Dataset rows
'''

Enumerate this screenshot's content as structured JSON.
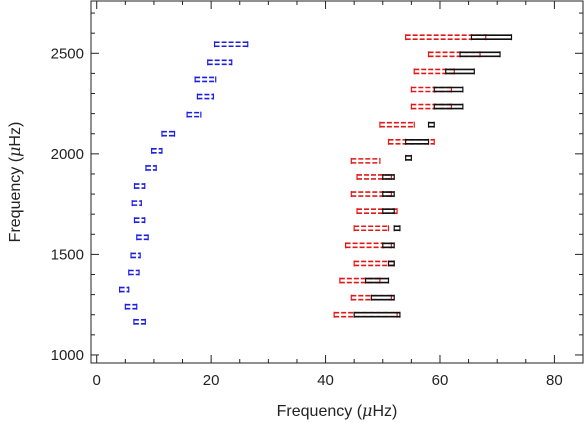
{
  "chart_data": {
    "type": "scatter",
    "title": "",
    "xlabel": {
      "pre": "Frequency (",
      "mu": "μ",
      "post": "Hz)"
    },
    "ylabel": {
      "pre": "Frequency (",
      "mu": "μ",
      "post": "Hz)"
    },
    "xlim": [
      -1,
      85
    ],
    "ylim": [
      960,
      2760
    ],
    "xticks": [
      0,
      20,
      40,
      60,
      80
    ],
    "yticks": [
      1000,
      1500,
      2000,
      2500
    ],
    "xtick_labels": [
      "0",
      "20",
      "40",
      "60",
      "80"
    ],
    "ytick_labels": [
      "1000",
      "1500",
      "2000",
      "2500"
    ],
    "grid": false,
    "legend": "none",
    "colors": {
      "blue": "#1f1fe0",
      "red": "#e01818",
      "black": "#111111"
    },
    "series": [
      {
        "color": "blue",
        "style": "error-segment",
        "points": [
          {
            "x": 7.5,
            "x_min": 6.5,
            "x_max": 8.5,
            "y": 1165
          },
          {
            "x": 6.0,
            "x_min": 5.0,
            "x_max": 7.0,
            "y": 1240
          },
          {
            "x": 4.8,
            "x_min": 4.0,
            "x_max": 5.6,
            "y": 1325
          },
          {
            "x": 6.5,
            "x_min": 5.6,
            "x_max": 7.4,
            "y": 1410
          },
          {
            "x": 6.8,
            "x_min": 6.0,
            "x_max": 7.6,
            "y": 1495
          },
          {
            "x": 8.0,
            "x_min": 7.0,
            "x_max": 9.0,
            "y": 1585
          },
          {
            "x": 7.5,
            "x_min": 6.6,
            "x_max": 8.4,
            "y": 1670
          },
          {
            "x": 7.0,
            "x_min": 6.2,
            "x_max": 7.8,
            "y": 1755
          },
          {
            "x": 7.5,
            "x_min": 6.6,
            "x_max": 8.4,
            "y": 1840
          },
          {
            "x": 9.5,
            "x_min": 8.6,
            "x_max": 10.4,
            "y": 1930
          },
          {
            "x": 10.5,
            "x_min": 9.6,
            "x_max": 11.4,
            "y": 2015
          },
          {
            "x": 12.5,
            "x_min": 11.4,
            "x_max": 13.6,
            "y": 2100
          },
          {
            "x": 17.0,
            "x_min": 15.8,
            "x_max": 18.2,
            "y": 2195
          },
          {
            "x": 19.0,
            "x_min": 17.6,
            "x_max": 20.4,
            "y": 2285
          },
          {
            "x": 19.0,
            "x_min": 17.2,
            "x_max": 20.8,
            "y": 2370
          },
          {
            "x": 21.5,
            "x_min": 19.4,
            "x_max": 23.6,
            "y": 2455
          },
          {
            "x": 23.5,
            "x_min": 20.6,
            "x_max": 26.4,
            "y": 2545
          }
        ]
      },
      {
        "color": "red",
        "style": "error-segment",
        "points": [
          {
            "x": 47.0,
            "x_min": 41.5,
            "x_max": 52.5,
            "y": 1200
          },
          {
            "x": 48.0,
            "x_min": 44.5,
            "x_max": 51.5,
            "y": 1285
          },
          {
            "x": 46.0,
            "x_min": 42.5,
            "x_max": 49.5,
            "y": 1370
          },
          {
            "x": 48.5,
            "x_min": 45.0,
            "x_max": 52.0,
            "y": 1455
          },
          {
            "x": 47.5,
            "x_min": 43.5,
            "x_max": 51.5,
            "y": 1545
          },
          {
            "x": 48.0,
            "x_min": 45.0,
            "x_max": 51.0,
            "y": 1630
          },
          {
            "x": 49.0,
            "x_min": 45.5,
            "x_max": 52.5,
            "y": 1715
          },
          {
            "x": 48.0,
            "x_min": 44.5,
            "x_max": 51.5,
            "y": 1800
          },
          {
            "x": 48.5,
            "x_min": 45.5,
            "x_max": 51.5,
            "y": 1885
          },
          {
            "x": 47.0,
            "x_min": 44.5,
            "x_max": 49.5,
            "y": 1965
          },
          {
            "x": 55.0,
            "x_min": 51.0,
            "x_max": 59.0,
            "y": 2060
          },
          {
            "x": 52.5,
            "x_min": 49.5,
            "x_max": 55.5,
            "y": 2145
          },
          {
            "x": 58.5,
            "x_min": 55.0,
            "x_max": 62.0,
            "y": 2235
          },
          {
            "x": 58.5,
            "x_min": 55.0,
            "x_max": 62.0,
            "y": 2320
          },
          {
            "x": 59.0,
            "x_min": 55.5,
            "x_max": 62.5,
            "y": 2410
          },
          {
            "x": 62.5,
            "x_min": 58.0,
            "x_max": 67.0,
            "y": 2495
          },
          {
            "x": 61.0,
            "x_min": 54.0,
            "x_max": 68.0,
            "y": 2580
          }
        ]
      },
      {
        "color": "black",
        "style": "error-segment",
        "points": [
          {
            "x": 48.5,
            "x_min": 45.0,
            "x_max": 53.0,
            "y": 1200
          },
          {
            "x": 50.0,
            "x_min": 48.0,
            "x_max": 52.0,
            "y": 1285
          },
          {
            "x": 49.0,
            "x_min": 47.0,
            "x_max": 51.0,
            "y": 1370
          },
          {
            "x": 51.5,
            "x_min": 51.0,
            "x_max": 52.0,
            "y": 1455
          },
          {
            "x": 51.0,
            "x_min": 50.0,
            "x_max": 52.0,
            "y": 1545
          },
          {
            "x": 52.5,
            "x_min": 52.0,
            "x_max": 53.0,
            "y": 1630
          },
          {
            "x": 51.0,
            "x_min": 50.0,
            "x_max": 52.0,
            "y": 1715
          },
          {
            "x": 51.0,
            "x_min": 50.0,
            "x_max": 52.0,
            "y": 1800
          },
          {
            "x": 51.0,
            "x_min": 50.0,
            "x_max": 52.0,
            "y": 1885
          },
          {
            "x": 54.5,
            "x_min": 54.0,
            "x_max": 55.0,
            "y": 1980
          },
          {
            "x": 56.0,
            "x_min": 54.0,
            "x_max": 58.0,
            "y": 2060
          },
          {
            "x": 58.5,
            "x_min": 58.0,
            "x_max": 59.0,
            "y": 2145
          },
          {
            "x": 61.5,
            "x_min": 59.0,
            "x_max": 64.0,
            "y": 2235
          },
          {
            "x": 61.5,
            "x_min": 59.0,
            "x_max": 64.0,
            "y": 2320
          },
          {
            "x": 63.5,
            "x_min": 61.0,
            "x_max": 66.0,
            "y": 2410
          },
          {
            "x": 67.0,
            "x_min": 63.5,
            "x_max": 70.5,
            "y": 2495
          },
          {
            "x": 69.0,
            "x_min": 65.5,
            "x_max": 72.5,
            "y": 2580
          }
        ]
      }
    ]
  }
}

'''

* [Written problem]:
Set down every entry word for word, but omit the pictures.

* [Response to the task]:
Enumerate this screenshot's content as structured JSON.
{
  "chart_data": {
    "type": "scatter",
    "title": "",
    "xlabel": {
      "pre": "Frequency (",
      "mu": "μ",
      "post": "Hz)"
    },
    "ylabel": {
      "pre": "Frequency (",
      "mu": "μ",
      "post": "Hz)"
    },
    "xlim": [
      -1,
      85
    ],
    "ylim": [
      960,
      2760
    ],
    "xticks": [
      0,
      20,
      40,
      60,
      80
    ],
    "yticks": [
      1000,
      1500,
      2000,
      2500
    ],
    "xtick_labels": [
      "0",
      "20",
      "40",
      "60",
      "80"
    ],
    "ytick_labels": [
      "1000",
      "1500",
      "2000",
      "2500"
    ],
    "grid": false,
    "legend": "none",
    "colors": {
      "blue": "#1f1fe0",
      "red": "#e01818",
      "black": "#111111"
    },
    "series": [
      {
        "color": "blue",
        "style": "error-segment",
        "points": [
          {
            "x": 7.5,
            "x_min": 6.5,
            "x_max": 8.5,
            "y": 1165
          },
          {
            "x": 6.0,
            "x_min": 5.0,
            "x_max": 7.0,
            "y": 1240
          },
          {
            "x": 4.8,
            "x_min": 4.0,
            "x_max": 5.6,
            "y": 1325
          },
          {
            "x": 6.5,
            "x_min": 5.6,
            "x_max": 7.4,
            "y": 1410
          },
          {
            "x": 6.8,
            "x_min": 6.0,
            "x_max": 7.6,
            "y": 1495
          },
          {
            "x": 8.0,
            "x_min": 7.0,
            "x_max": 9.0,
            "y": 1585
          },
          {
            "x": 7.5,
            "x_min": 6.6,
            "x_max": 8.4,
            "y": 1670
          },
          {
            "x": 7.0,
            "x_min": 6.2,
            "x_max": 7.8,
            "y": 1755
          },
          {
            "x": 7.5,
            "x_min": 6.6,
            "x_max": 8.4,
            "y": 1840
          },
          {
            "x": 9.5,
            "x_min": 8.6,
            "x_max": 10.4,
            "y": 1930
          },
          {
            "x": 10.5,
            "x_min": 9.6,
            "x_max": 11.4,
            "y": 2015
          },
          {
            "x": 12.5,
            "x_min": 11.4,
            "x_max": 13.6,
            "y": 2100
          },
          {
            "x": 17.0,
            "x_min": 15.8,
            "x_max": 18.2,
            "y": 2195
          },
          {
            "x": 19.0,
            "x_min": 17.6,
            "x_max": 20.4,
            "y": 2285
          },
          {
            "x": 19.0,
            "x_min": 17.2,
            "x_max": 20.8,
            "y": 2370
          },
          {
            "x": 21.5,
            "x_min": 19.4,
            "x_max": 23.6,
            "y": 2455
          },
          {
            "x": 23.5,
            "x_min": 20.6,
            "x_max": 26.4,
            "y": 2545
          }
        ]
      },
      {
        "color": "red",
        "style": "error-segment",
        "points": [
          {
            "x": 47.0,
            "x_min": 41.5,
            "x_max": 52.5,
            "y": 1200
          },
          {
            "x": 48.0,
            "x_min": 44.5,
            "x_max": 51.5,
            "y": 1285
          },
          {
            "x": 46.0,
            "x_min": 42.5,
            "x_max": 49.5,
            "y": 1370
          },
          {
            "x": 48.5,
            "x_min": 45.0,
            "x_max": 52.0,
            "y": 1455
          },
          {
            "x": 47.5,
            "x_min": 43.5,
            "x_max": 51.5,
            "y": 1545
          },
          {
            "x": 48.0,
            "x_min": 45.0,
            "x_max": 51.0,
            "y": 1630
          },
          {
            "x": 49.0,
            "x_min": 45.5,
            "x_max": 52.5,
            "y": 1715
          },
          {
            "x": 48.0,
            "x_min": 44.5,
            "x_max": 51.5,
            "y": 1800
          },
          {
            "x": 48.5,
            "x_min": 45.5,
            "x_max": 51.5,
            "y": 1885
          },
          {
            "x": 47.0,
            "x_min": 44.5,
            "x_max": 49.5,
            "y": 1965
          },
          {
            "x": 55.0,
            "x_min": 51.0,
            "x_max": 59.0,
            "y": 2060
          },
          {
            "x": 52.5,
            "x_min": 49.5,
            "x_max": 55.5,
            "y": 2145
          },
          {
            "x": 58.5,
            "x_min": 55.0,
            "x_max": 62.0,
            "y": 2235
          },
          {
            "x": 58.5,
            "x_min": 55.0,
            "x_max": 62.0,
            "y": 2320
          },
          {
            "x": 59.0,
            "x_min": 55.5,
            "x_max": 62.5,
            "y": 2410
          },
          {
            "x": 62.5,
            "x_min": 58.0,
            "x_max": 67.0,
            "y": 2495
          },
          {
            "x": 61.0,
            "x_min": 54.0,
            "x_max": 68.0,
            "y": 2580
          }
        ]
      },
      {
        "color": "black",
        "style": "error-segment",
        "points": [
          {
            "x": 48.5,
            "x_min": 45.0,
            "x_max": 53.0,
            "y": 1200
          },
          {
            "x": 50.0,
            "x_min": 48.0,
            "x_max": 52.0,
            "y": 1285
          },
          {
            "x": 49.0,
            "x_min": 47.0,
            "x_max": 51.0,
            "y": 1370
          },
          {
            "x": 51.5,
            "x_min": 51.0,
            "x_max": 52.0,
            "y": 1455
          },
          {
            "x": 51.0,
            "x_min": 50.0,
            "x_max": 52.0,
            "y": 1545
          },
          {
            "x": 52.5,
            "x_min": 52.0,
            "x_max": 53.0,
            "y": 1630
          },
          {
            "x": 51.0,
            "x_min": 50.0,
            "x_max": 52.0,
            "y": 1715
          },
          {
            "x": 51.0,
            "x_min": 50.0,
            "x_max": 52.0,
            "y": 1800
          },
          {
            "x": 51.0,
            "x_min": 50.0,
            "x_max": 52.0,
            "y": 1885
          },
          {
            "x": 54.5,
            "x_min": 54.0,
            "x_max": 55.0,
            "y": 1980
          },
          {
            "x": 56.0,
            "x_min": 54.0,
            "x_max": 58.0,
            "y": 2060
          },
          {
            "x": 58.5,
            "x_min": 58.0,
            "x_max": 59.0,
            "y": 2145
          },
          {
            "x": 61.5,
            "x_min": 59.0,
            "x_max": 64.0,
            "y": 2235
          },
          {
            "x": 61.5,
            "x_min": 59.0,
            "x_max": 64.0,
            "y": 2320
          },
          {
            "x": 63.5,
            "x_min": 61.0,
            "x_max": 66.0,
            "y": 2410
          },
          {
            "x": 67.0,
            "x_min": 63.5,
            "x_max": 70.5,
            "y": 2495
          },
          {
            "x": 69.0,
            "x_min": 65.5,
            "x_max": 72.5,
            "y": 2580
          }
        ]
      }
    ]
  }
}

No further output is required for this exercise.